-- START OF RECORDS PROVIDED --
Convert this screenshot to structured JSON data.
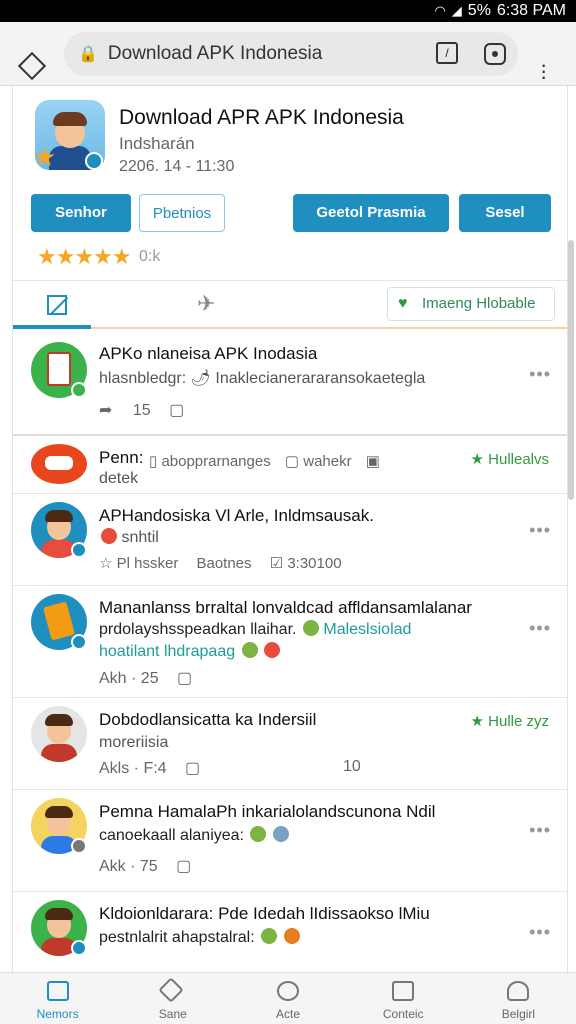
{
  "status": {
    "battery": "5%",
    "time": "6:38 PAM"
  },
  "browser": {
    "url": "Download APK Indonesia"
  },
  "app": {
    "title": "Download APR APK Indonesia",
    "subtitle": "Indsharán",
    "date": "2206. 14 - 11:30",
    "buttons": {
      "b1": "Senhor",
      "b2": "Pbetnios",
      "b3": "Geetol Prasmia",
      "b4": "Sesel"
    },
    "rating_text": "0:k",
    "pill": "Imaeng Hlobable",
    "rating_value": 5
  },
  "feed": [
    {
      "title": "APKo nlaneisa APK Inodasia",
      "line2": "hlasnbledgr: 🌶 Inaklecianerararansokaetegla",
      "meta": "15"
    },
    {
      "title": "Penn:",
      "line2": "detek",
      "tag1": "abopprarnanges",
      "tag2": "wahekr",
      "green": "Hullealvs"
    },
    {
      "title": "APHandosiska Vl Arle, Inldmsausak.",
      "line2": "snhtil",
      "meta1": "Pl hssker",
      "meta2": "Baotnes",
      "meta3": "3:30100"
    },
    {
      "title": "Mananlanss brraltal lonvaldcad affldansamlalanar",
      "line2": "prdolayshsspeadkan llaihar.",
      "line2b": "Maleslsiolad",
      "line3": "hoatilant lhdrapaag",
      "meta": "Akh · 25"
    },
    {
      "title": "Dobdodlansicatta ka Indersiil",
      "line2": "moreriisia",
      "meta": "Akls · F:4",
      "meta_num": "10",
      "green": "Hulle zyz"
    },
    {
      "title": "Pemna HamalaPh inkarialolandscunona Ndil",
      "line2": "canoekaall alaniyea:",
      "meta": "Akk · 75"
    },
    {
      "title": "Kldoionldarara: Pde Idedah lIdissaokso lMiu",
      "line2": "pestnlalrit ahapstalral:"
    }
  ],
  "nav": [
    {
      "label": "Nemors"
    },
    {
      "label": "Sane"
    },
    {
      "label": "Acte"
    },
    {
      "label": "Conteic"
    },
    {
      "label": "Belgirl"
    }
  ],
  "colors": {
    "accent": "#1f8fbf",
    "star": "#f5a623",
    "green": "#2e9b3e"
  }
}
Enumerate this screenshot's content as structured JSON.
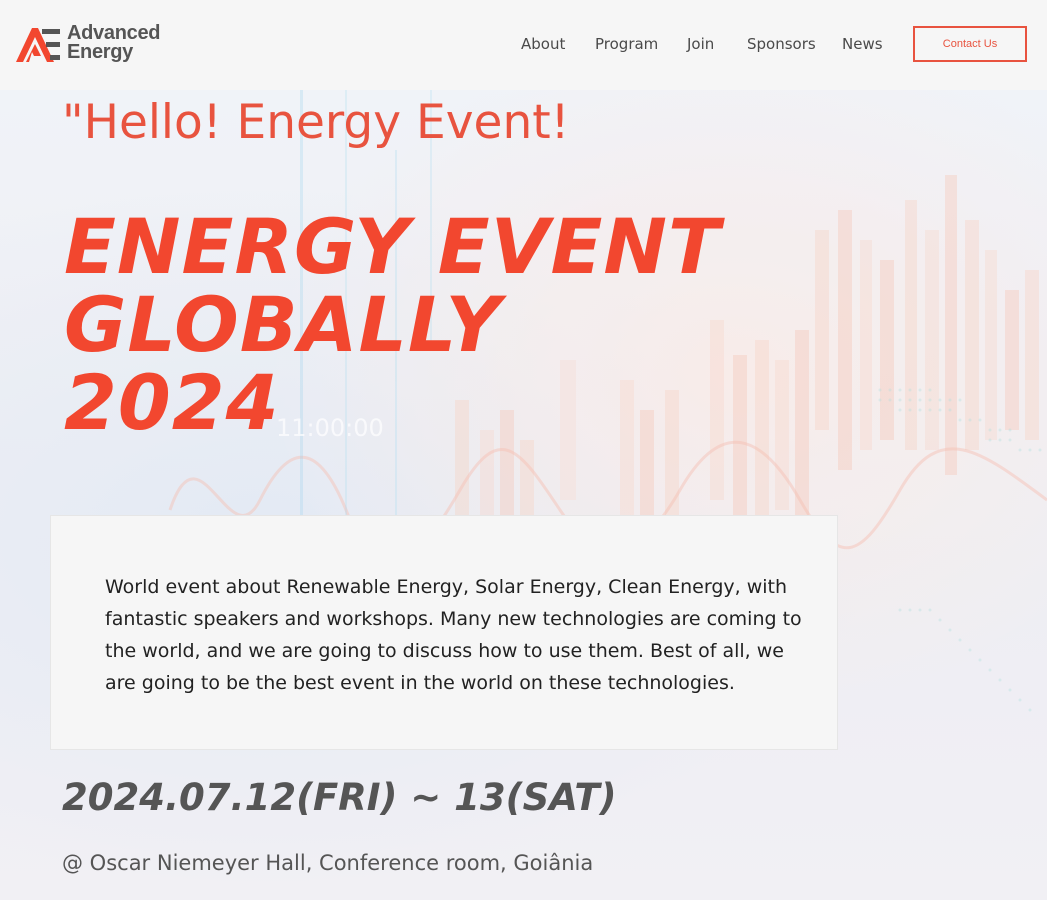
{
  "brand": {
    "line1": "Advanced",
    "line2": "Energy",
    "logo_icon": "ae-logo-icon"
  },
  "nav": {
    "items": [
      "About",
      "Program",
      "Join",
      "Sponsors",
      "News"
    ],
    "contact_label": "Contact Us"
  },
  "hero": {
    "greeting": "\"Hello! Energy Event!",
    "title_lines": [
      "ENERGY EVENT",
      "GLOBALLY",
      "2024"
    ],
    "ghost_text": "11:00:00",
    "description": "World event about Renewable Energy, Solar Energy, Clean Energy, with fantastic speakers and workshops. Many new technologies are coming to the world, and we are going to discuss how to use them. Best of all, we are going to be the best event in the world on these technologies.",
    "date": "2024.07.12(FRI) ~ 13(SAT)",
    "venue": "@ Oscar Niemeyer Hall, Conference room, Goiânia"
  },
  "colors": {
    "accent": "#e8533f",
    "title": "#f2472f",
    "text_dark": "#222222",
    "text_muted": "#555555"
  }
}
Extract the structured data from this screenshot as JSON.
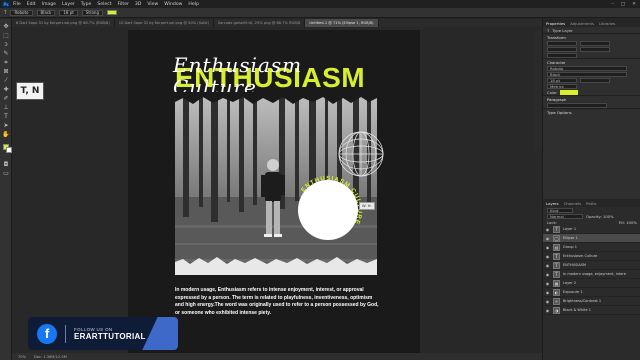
{
  "menu": {
    "app_icon": "Ps",
    "items": [
      "File",
      "Edit",
      "Image",
      "Layer",
      "Type",
      "Select",
      "Filter",
      "3D",
      "View",
      "Window",
      "Help"
    ],
    "window_buttons": [
      "–",
      "□",
      "✕"
    ]
  },
  "options": {
    "tool_glyph": "T",
    "font_family": "Roboto",
    "font_style": "Black",
    "font_size": "18 pt",
    "anti_alias": "Strong",
    "text_color": "#d8ee2f"
  },
  "tabs": [
    {
      "label": "8 Dart Sape 31 by Kerpert.sel.png @ 66.7% (RGB/8)",
      "active": false
    },
    {
      "label": "10 Dart Sape 31 by Kerpert.sel.png @ 50% (Solid)",
      "active": false
    },
    {
      "label": "Sarcade galsell9.ttl, 25% png @ 66.7% RGB/8",
      "active": false
    },
    {
      "label": "Untitled-1 @ 71% (Ellipse 1, RGB/8)",
      "active": true
    }
  ],
  "tooltip": "T, N",
  "artboard": {
    "headline": "ENTHUSIASM",
    "script_title": "Enthusiasm Culture",
    "badge_text": "ENTHUSIASM CULTURE",
    "size_chip": "W: H:",
    "body": "In modern usage, Enthusiasm refers to intense enjoyment, interest, or approval expressed by a person. The term is related to playfulness, inventiveness, optimism and high energy.The word was originally used to refer to a person possessed by God, or someone who exhibited intense piety."
  },
  "status": {
    "zoom": "70%",
    "doc": "Doc: 1.36M/12.5M"
  },
  "follow": {
    "icon": "f",
    "line1": "FOLLOW US ON",
    "line2": "ERARTTUTORIAL"
  },
  "properties": {
    "tabs": [
      "Properties",
      "Adjustments",
      "Libraries"
    ],
    "layer_kind": "Type Layer",
    "transform_label": "Transform",
    "character_label": "Character",
    "font": "Roboto",
    "style": "Black",
    "size": "18 pt",
    "tracking": "Metrics",
    "color_label": "Color",
    "paragraph_label": "Paragraph",
    "type_options_label": "Type Options"
  },
  "layers_panel": {
    "tabs": [
      "Layers",
      "Channels",
      "Paths"
    ],
    "kind_filter": "Kind",
    "blend_mode": "Normal",
    "opacity": "Opacity: 100%",
    "lock": "Lock:",
    "fill": "Fill: 100%",
    "rows": [
      {
        "name": "Layer 1",
        "thumb": "T",
        "selected": false
      },
      {
        "name": "Ellipse 1",
        "thumb": "◯",
        "selected": true
      },
      {
        "name": "Group 1",
        "thumb": "▤",
        "selected": false
      },
      {
        "name": "Enthusiasm Culture",
        "thumb": "T",
        "selected": false
      },
      {
        "name": "ENTHUSIASM",
        "thumb": "T",
        "selected": false
      },
      {
        "name": "In modern usage, enjoyment, intere",
        "thumb": "T",
        "selected": false
      },
      {
        "name": "Layer 2",
        "thumb": "▦",
        "selected": false
      },
      {
        "name": "Exposure 1",
        "thumb": "◐",
        "selected": false
      },
      {
        "name": "Brightness/Contrast 1",
        "thumb": "☼",
        "selected": false
      },
      {
        "name": "Black & White 1",
        "thumb": "◑",
        "selected": false
      }
    ]
  },
  "colors": {
    "accent": "#d8ee2f",
    "panel": "#2f2f2f",
    "facebook": "#1877f2",
    "follow_bg": "#0e1c38"
  }
}
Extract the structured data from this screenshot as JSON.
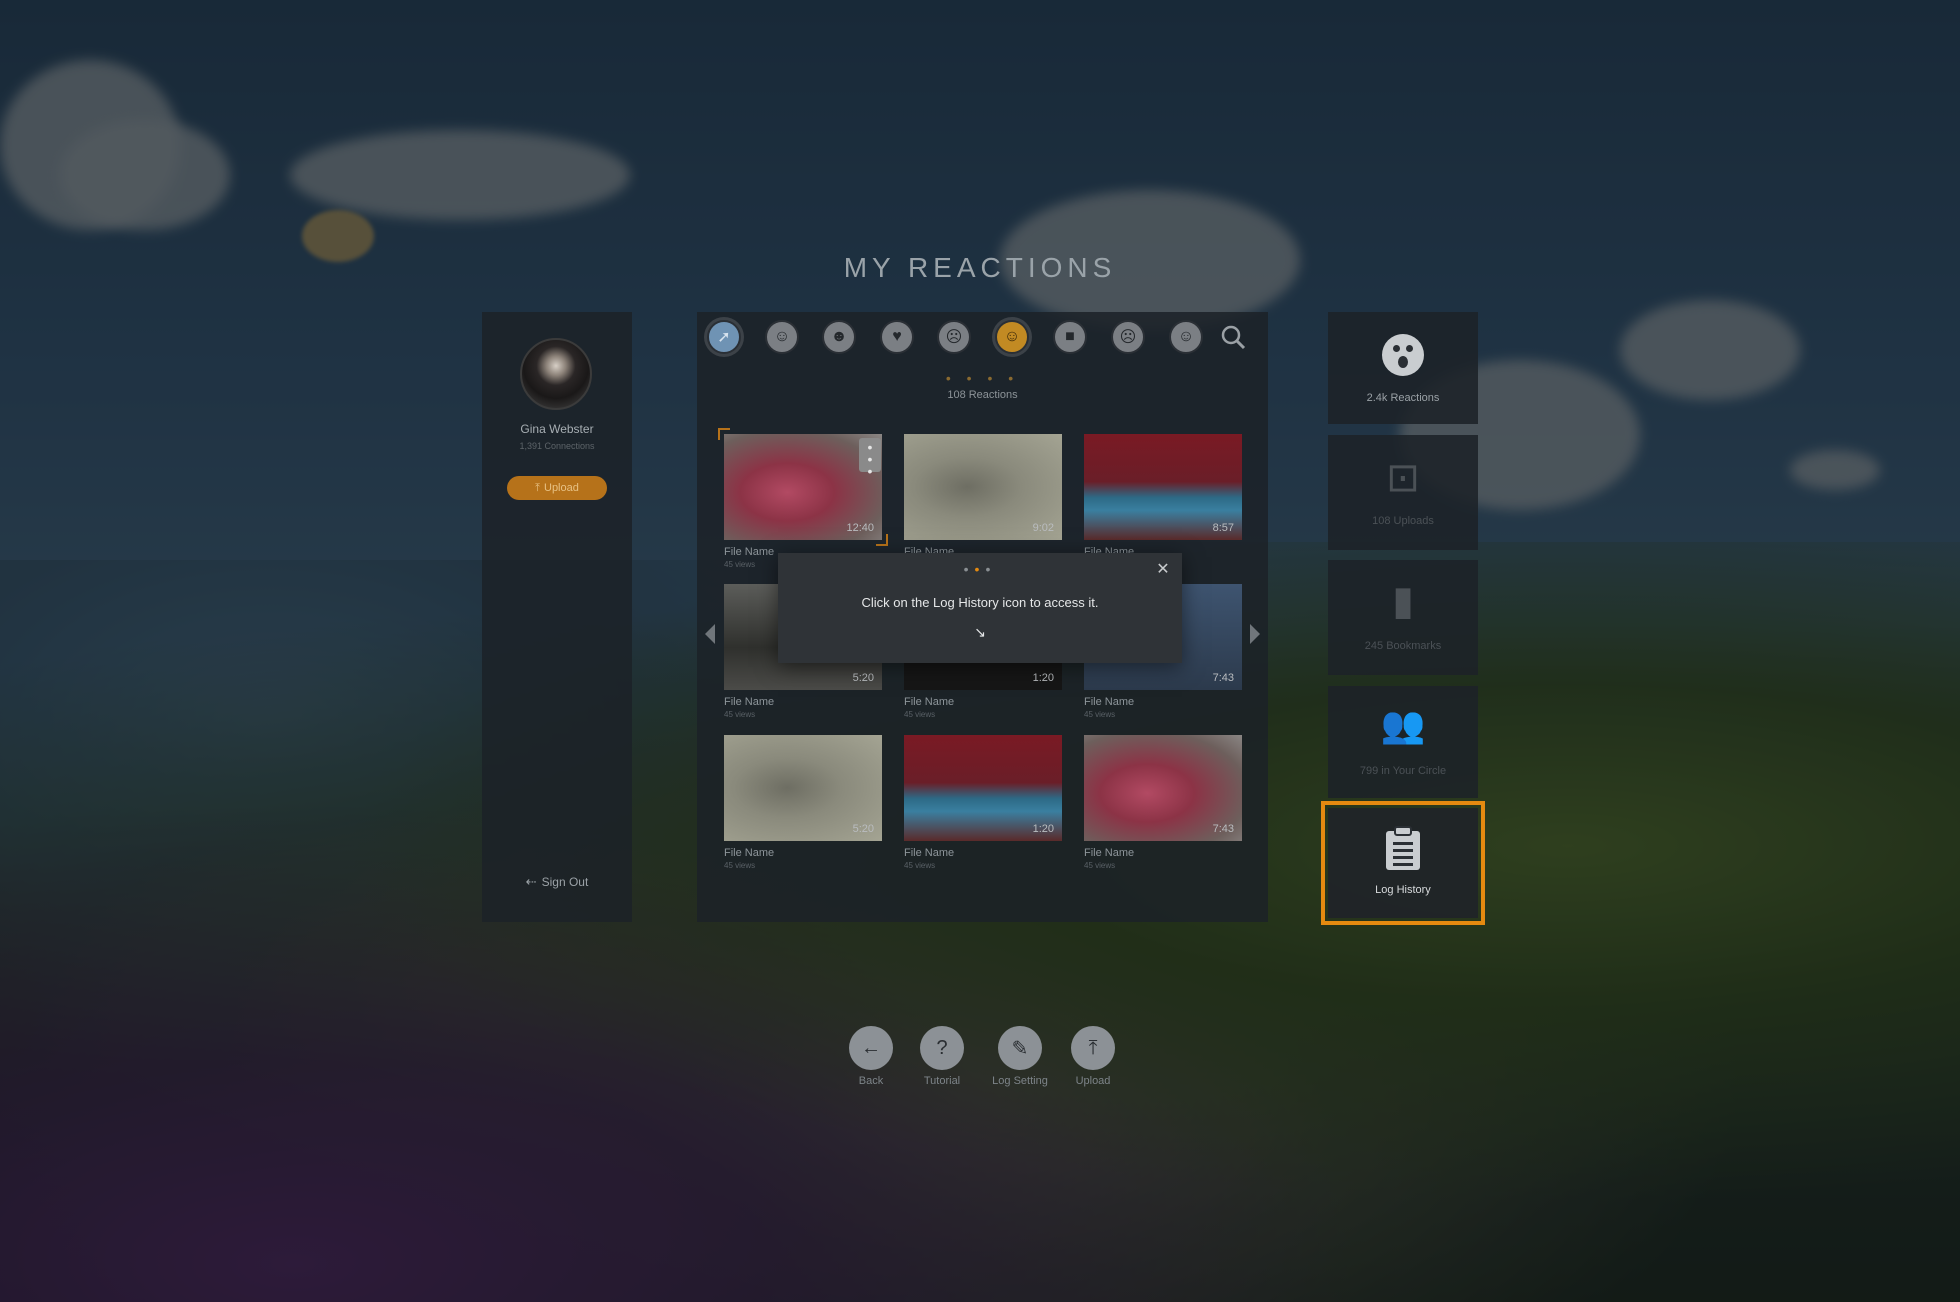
-- END OF RECORDS PROVIDED --
TASK STATEMENT
Copy each line above where the string "JSON" occurs.

ANSWER IN FULL
Convert this screenshot to structured JSON data.
Enumerate this screenshot's content as structured JSON.
Extract the structured data from this screenshot as JSON.
Extract the structured data from this screenshot as JSON.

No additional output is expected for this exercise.